▸ EXERCISE INSTRUCTIONS:
Set down the full listing exactly as given. Any pictures are to be left out.

•••••

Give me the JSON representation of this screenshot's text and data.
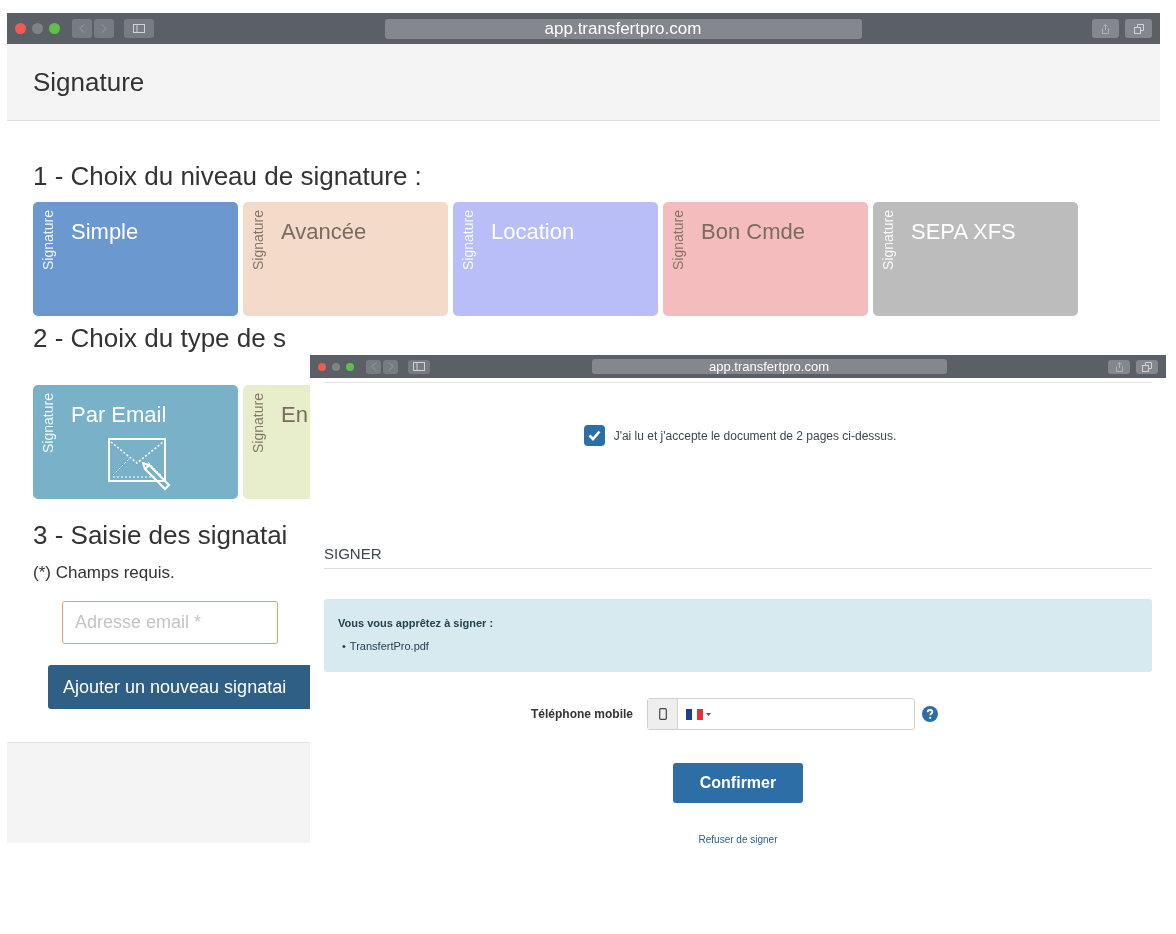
{
  "back_window": {
    "url": "app.transfertpro.com",
    "header_title": "Signature",
    "level_heading": "1 - Choix du niveau de signature :",
    "level_cards": [
      {
        "tag": "Signature",
        "label": "Simple",
        "color": "#6a98cf"
      },
      {
        "tag": "Signature",
        "label": "Avancée",
        "color": "#f4dac9"
      },
      {
        "tag": "Signature",
        "label": "Location",
        "color": "#b9bef8"
      },
      {
        "tag": "Signature",
        "label": "Bon Cmde",
        "color": "#f4bcbd"
      },
      {
        "tag": "Signature",
        "label": "SEPA XFS",
        "color": "#bbbcbb"
      }
    ],
    "type_heading": "2 - Choix du type de s",
    "type_cards": [
      {
        "tag": "Signature",
        "label": "Par Email",
        "color": "#79b2c8",
        "kind": "email"
      },
      {
        "tag": "Signature",
        "label": "En",
        "color": "#e8eecc",
        "kind": "plain"
      }
    ],
    "signers_heading": "3 - Saisie des signatai",
    "required_note": "(*) Champs requis.",
    "email_field": {
      "placeholder": "Adresse email *"
    },
    "add_button": "Ajouter un nouveau signatai"
  },
  "front_window": {
    "url": "app.transfertpro.com",
    "accept": {
      "checked": true,
      "label": "J'ai lu et j'accepte le document de 2 pages ci-dessus."
    },
    "sign_heading": "SIGNER",
    "notice": {
      "title": "Vous vous apprêtez à signer :",
      "files": [
        {
          "bullet": "•",
          "name": "TransfertPro.pdf"
        }
      ]
    },
    "phone": {
      "label": "Téléphone mobile"
    },
    "confirm_button": "Confirmer",
    "refuse_link": "Refuser de signer"
  }
}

•••••

▸ EXPECTED ANSWER:
Give me the JSON representation of this screenshot's text and data.
{
  "back_window": {
    "url": "app.transfertpro.com",
    "header_title": "Signature",
    "level_heading": "1 - Choix du niveau de signature :",
    "level_cards": [
      {
        "tag": "Signature",
        "label": "Simple",
        "color": "#6a98cf"
      },
      {
        "tag": "Signature",
        "label": "Avancée",
        "color": "#f4dac9"
      },
      {
        "tag": "Signature",
        "label": "Location",
        "color": "#b9bef8"
      },
      {
        "tag": "Signature",
        "label": "Bon Cmde",
        "color": "#f4bcbd"
      },
      {
        "tag": "Signature",
        "label": "SEPA XFS",
        "color": "#bbbcbb"
      }
    ],
    "type_heading": "2 - Choix du type de s",
    "type_cards": [
      {
        "tag": "Signature",
        "label": "Par Email",
        "color": "#79b2c8",
        "kind": "email"
      },
      {
        "tag": "Signature",
        "label": "En",
        "color": "#e8eecc",
        "kind": "plain"
      }
    ],
    "signers_heading": "3 - Saisie des signatai",
    "required_note": "(*) Champs requis.",
    "email_field": {
      "placeholder": "Adresse email *"
    },
    "add_button": "Ajouter un nouveau signatai"
  },
  "front_window": {
    "url": "app.transfertpro.com",
    "accept": {
      "checked": true,
      "label": "J'ai lu et j'accepte le document de 2 pages ci-dessus."
    },
    "sign_heading": "SIGNER",
    "notice": {
      "title": "Vous vous apprêtez à signer :",
      "files": [
        {
          "bullet": "•",
          "name": "TransfertPro.pdf"
        }
      ]
    },
    "phone": {
      "label": "Téléphone mobile"
    },
    "confirm_button": "Confirmer",
    "refuse_link": "Refuser de signer"
  }
}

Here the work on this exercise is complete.